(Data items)
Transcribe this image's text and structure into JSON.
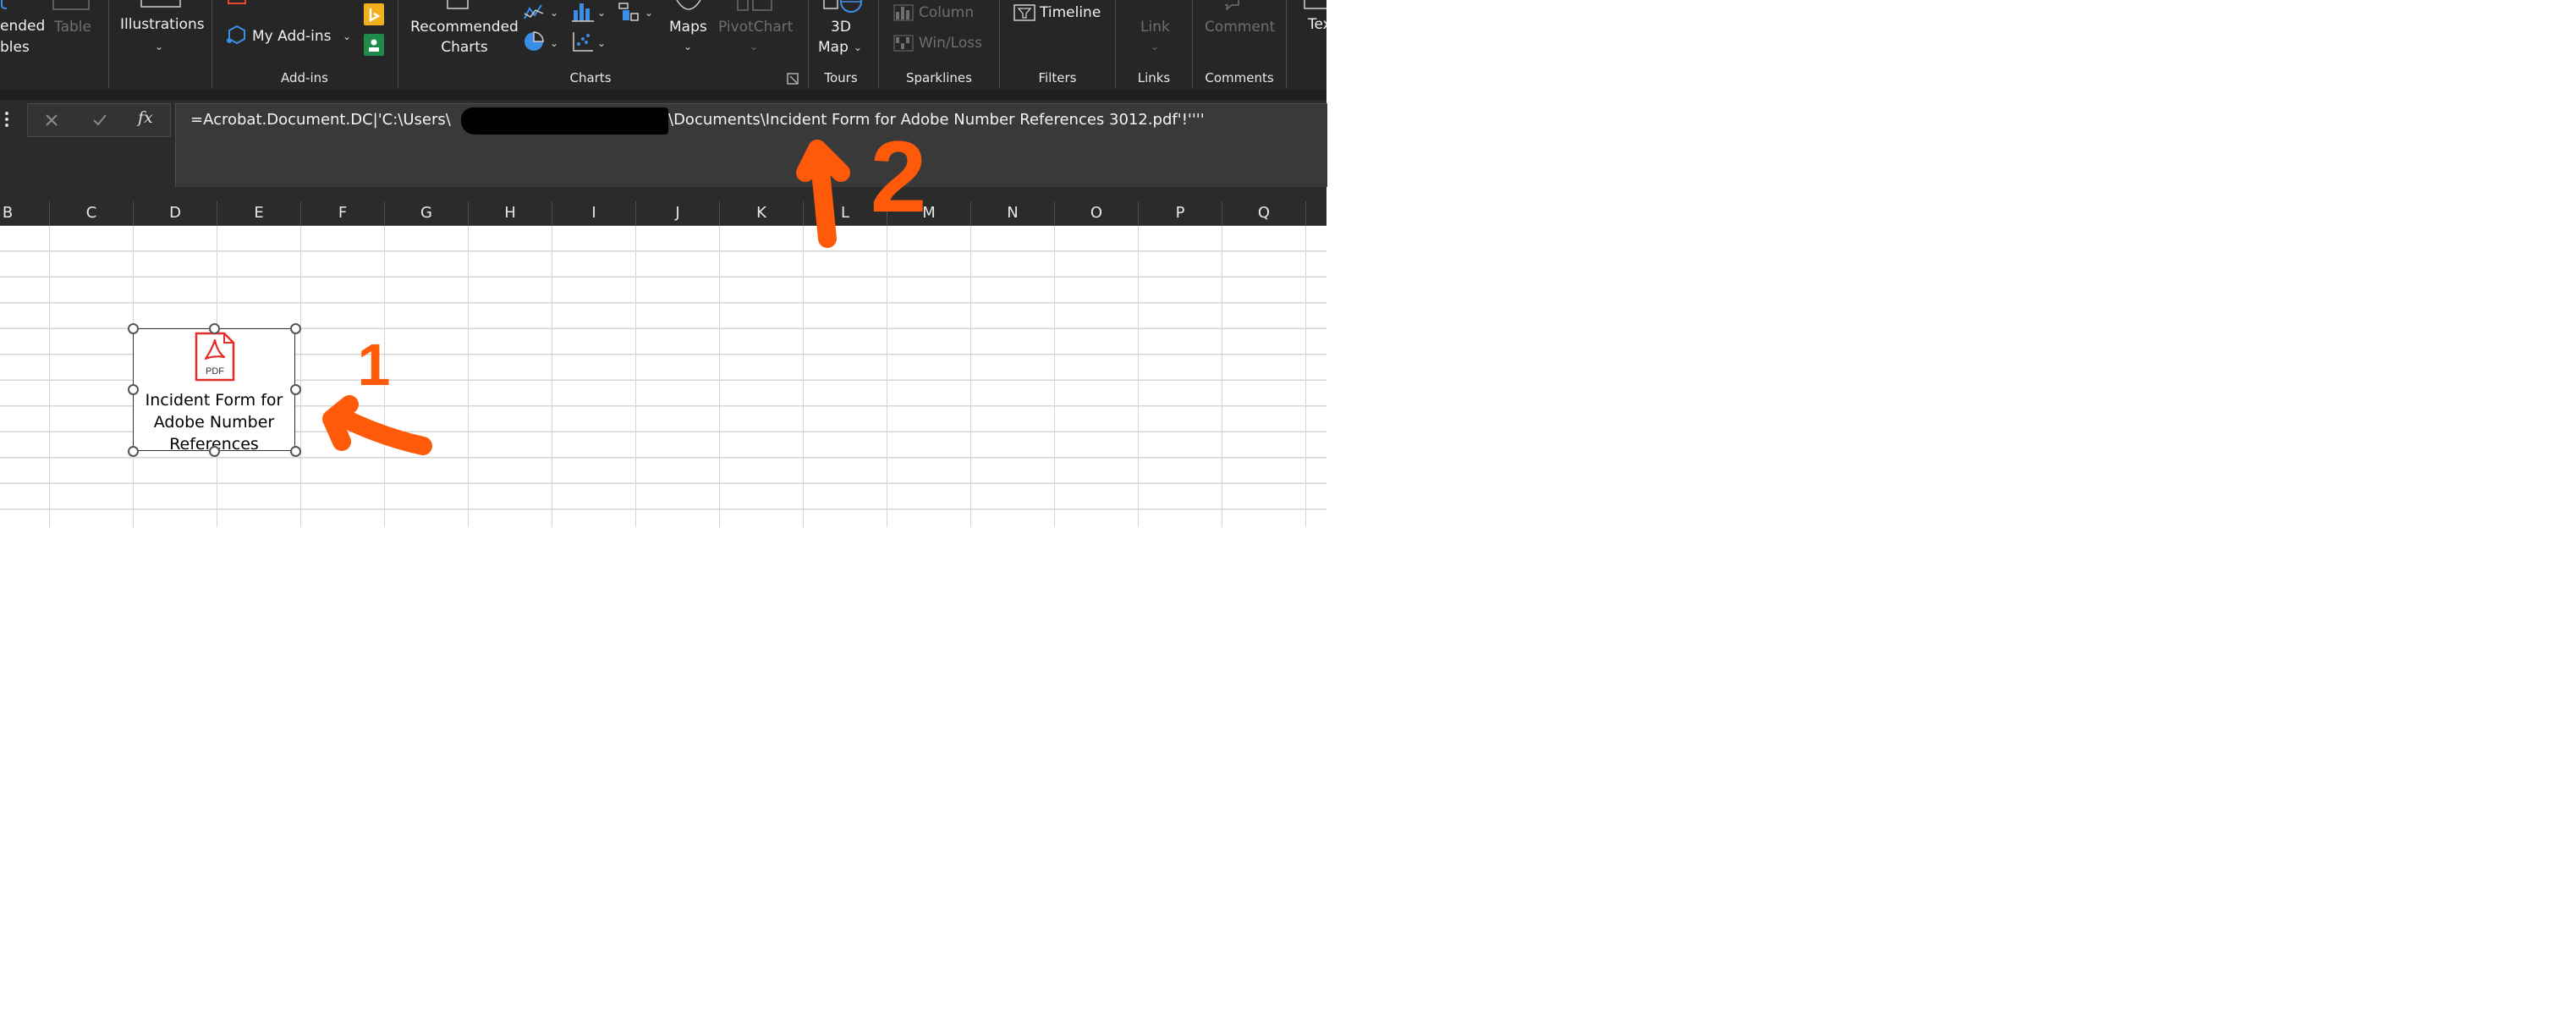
{
  "ribbon": {
    "pivot_partial_line1": "ended",
    "pivot_partial_line2": "bles",
    "table_label": "Table",
    "illustrations_label": "Illustrations",
    "my_addins_label": "My Add-ins",
    "addins_group": "Add-ins",
    "recommended_charts_line1": "Recommended",
    "recommended_charts_line2": "Charts",
    "maps_label": "Maps",
    "pivotchart_label": "PivotChart",
    "charts_group": "Charts",
    "map3d_line1": "3D",
    "map3d_line2": "Map",
    "tours_group": "Tours",
    "column_label": "Column",
    "winloss_label": "Win/Loss",
    "sparklines_group": "Sparklines",
    "timeline_label": "Timeline",
    "filters_group": "Filters",
    "link_label": "Link",
    "links_group": "Links",
    "comment_label": "Comment",
    "comments_group": "Comments",
    "text_partial": "Tex"
  },
  "formula_bar": {
    "fx_label": "fx",
    "formula_before": "=Acrobat.Document.DC|'C:\\Users\\",
    "formula_after": "\\Documents\\Incident Form for Adobe Number References 3012.pdf'!''''"
  },
  "columns": [
    "B",
    "C",
    "D",
    "E",
    "F",
    "G",
    "H",
    "I",
    "J",
    "K",
    "L",
    "M",
    "N",
    "O",
    "P",
    "Q"
  ],
  "embedded_object": {
    "icon_text": "PDF",
    "label": "Incident Form for Adobe Number References"
  },
  "annotations": {
    "arrow1_number": "1",
    "arrow2_number": "2",
    "color": "#ff5a0a"
  },
  "colors": {
    "ribbon_bg": "#262626",
    "pdf_red": "#e52d27",
    "accent_blue": "#3a8ee6"
  }
}
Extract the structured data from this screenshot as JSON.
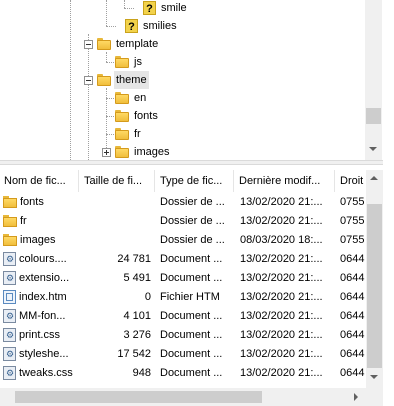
{
  "tree": {
    "nodes": [
      {
        "label": "smile",
        "icon": "question-icon"
      },
      {
        "label": "smilies",
        "icon": "question-icon"
      },
      {
        "label": "template",
        "icon": "folder-icon"
      },
      {
        "label": "js",
        "icon": "folder-icon"
      },
      {
        "label": "theme",
        "icon": "folder-icon",
        "selected": true
      },
      {
        "label": "en",
        "icon": "folder-icon"
      },
      {
        "label": "fonts",
        "icon": "folder-icon"
      },
      {
        "label": "fr",
        "icon": "folder-icon"
      },
      {
        "label": "images",
        "icon": "folder-icon"
      }
    ]
  },
  "list": {
    "columns": [
      "Nom de fic...",
      "Taille de fi...",
      "Type de fic...",
      "Dernière modif...",
      "Droit"
    ],
    "rows": [
      {
        "name": "fonts",
        "size": "",
        "type": "Dossier de ...",
        "modified": "13/02/2020 21:...",
        "rights": "0755",
        "icon": "folder-icon"
      },
      {
        "name": "fr",
        "size": "",
        "type": "Dossier de ...",
        "modified": "13/02/2020 21:...",
        "rights": "0755",
        "icon": "folder-icon"
      },
      {
        "name": "images",
        "size": "",
        "type": "Dossier de ...",
        "modified": "08/03/2020 18:...",
        "rights": "0755",
        "icon": "folder-icon"
      },
      {
        "name": "colours....",
        "size": "24 781",
        "type": "Document ...",
        "modified": "13/02/2020 21:...",
        "rights": "0644",
        "icon": "css-file-icon"
      },
      {
        "name": "extensio...",
        "size": "5 491",
        "type": "Document ...",
        "modified": "13/02/2020 21:...",
        "rights": "0644",
        "icon": "css-file-icon"
      },
      {
        "name": "index.htm",
        "size": "0",
        "type": "Fichier HTM",
        "modified": "13/02/2020 21:...",
        "rights": "0644",
        "icon": "htm-file-icon"
      },
      {
        "name": "MM-fon...",
        "size": "4 101",
        "type": "Document ...",
        "modified": "13/02/2020 21:...",
        "rights": "0644",
        "icon": "css-file-icon"
      },
      {
        "name": "print.css",
        "size": "3 276",
        "type": "Document ...",
        "modified": "13/02/2020 21:...",
        "rights": "0644",
        "icon": "css-file-icon"
      },
      {
        "name": "styleshe...",
        "size": "17 542",
        "type": "Document ...",
        "modified": "13/02/2020 21:...",
        "rights": "0644",
        "icon": "css-file-icon"
      },
      {
        "name": "tweaks.css",
        "size": "948",
        "type": "Document ...",
        "modified": "13/02/2020 21:...",
        "rights": "0644",
        "icon": "css-file-icon"
      }
    ]
  }
}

Direction => Pictures are to be left out; all else in the entries above is to be quoted exactly.

Solution below =>
Transcribe this image's text and structure into JSON.
{
  "ribbon": {
    "pivot_partial_line1": "ended",
    "pivot_partial_line2": "bles",
    "table_label": "Table",
    "illustrations_label": "Illustrations",
    "my_addins_label": "My Add-ins",
    "addins_group": "Add-ins",
    "recommended_charts_line1": "Recommended",
    "recommended_charts_line2": "Charts",
    "maps_label": "Maps",
    "pivotchart_label": "PivotChart",
    "charts_group": "Charts",
    "map3d_line1": "3D",
    "map3d_line2": "Map",
    "tours_group": "Tours",
    "column_label": "Column",
    "winloss_label": "Win/Loss",
    "sparklines_group": "Sparklines",
    "timeline_label": "Timeline",
    "filters_group": "Filters",
    "link_label": "Link",
    "links_group": "Links",
    "comment_label": "Comment",
    "comments_group": "Comments",
    "text_partial": "Tex"
  },
  "formula_bar": {
    "fx_label": "fx",
    "formula_before": "=Acrobat.Document.DC|'C:\\Users\\",
    "formula_after": "\\Documents\\Incident Form for Adobe Number References 3012.pdf'!''''"
  },
  "columns": [
    "B",
    "C",
    "D",
    "E",
    "F",
    "G",
    "H",
    "I",
    "J",
    "K",
    "L",
    "M",
    "N",
    "O",
    "P",
    "Q"
  ],
  "embedded_object": {
    "icon_text": "PDF",
    "label": "Incident Form for Adobe Number References"
  },
  "annotations": {
    "arrow1_number": "1",
    "arrow2_number": "2",
    "color": "#ff5a0a"
  },
  "colors": {
    "ribbon_bg": "#262626",
    "pdf_red": "#e52d27",
    "accent_blue": "#3a8ee6"
  }
}
Extract the structured data from this screenshot as JSON.
{
  "tree": {
    "nodes": [
      {
        "label": "smile",
        "icon": "question-icon"
      },
      {
        "label": "smilies",
        "icon": "question-icon"
      },
      {
        "label": "template",
        "icon": "folder-icon"
      },
      {
        "label": "js",
        "icon": "folder-icon"
      },
      {
        "label": "theme",
        "icon": "folder-icon",
        "selected": true
      },
      {
        "label": "en",
        "icon": "folder-icon"
      },
      {
        "label": "fonts",
        "icon": "folder-icon"
      },
      {
        "label": "fr",
        "icon": "folder-icon"
      },
      {
        "label": "images",
        "icon": "folder-icon"
      }
    ]
  },
  "list": {
    "columns": [
      "Nom de fic...",
      "Taille de fi...",
      "Type de fic...",
      "Dernière modif...",
      "Droit"
    ],
    "rows": [
      {
        "name": "fonts",
        "size": "",
        "type": "Dossier de ...",
        "modified": "13/02/2020 21:...",
        "rights": "0755",
        "icon": "folder-icon"
      },
      {
        "name": "fr",
        "size": "",
        "type": "Dossier de ...",
        "modified": "13/02/2020 21:...",
        "rights": "0755",
        "icon": "folder-icon"
      },
      {
        "name": "images",
        "size": "",
        "type": "Dossier de ...",
        "modified": "08/03/2020 18:...",
        "rights": "0755",
        "icon": "folder-icon"
      },
      {
        "name": "colours....",
        "size": "24 781",
        "type": "Document ...",
        "modified": "13/02/2020 21:...",
        "rights": "0644",
        "icon": "css-file-icon"
      },
      {
        "name": "extensio...",
        "size": "5 491",
        "type": "Document ...",
        "modified": "13/02/2020 21:...",
        "rights": "0644",
        "icon": "css-file-icon"
      },
      {
        "name": "index.htm",
        "size": "0",
        "type": "Fichier HTM",
        "modified": "13/02/2020 21:...",
        "rights": "0644",
        "icon": "htm-file-icon"
      },
      {
        "name": "MM-fon...",
        "size": "4 101",
        "type": "Document ...",
        "modified": "13/02/2020 21:...",
        "rights": "0644",
        "icon": "css-file-icon"
      },
      {
        "name": "print.css",
        "size": "3 276",
        "type": "Document ...",
        "modified": "13/02/2020 21:...",
        "rights": "0644",
        "icon": "css-file-icon"
      },
      {
        "name": "styleshe...",
        "size": "17 542",
        "type": "Document ...",
        "modified": "13/02/2020 21:...",
        "rights": "0644",
        "icon": "css-file-icon"
      },
      {
        "name": "tweaks.css",
        "size": "948",
        "type": "Document ...",
        "modified": "13/02/2020 21:...",
        "rights": "0644",
        "icon": "css-file-icon"
      }
    ]
  }
}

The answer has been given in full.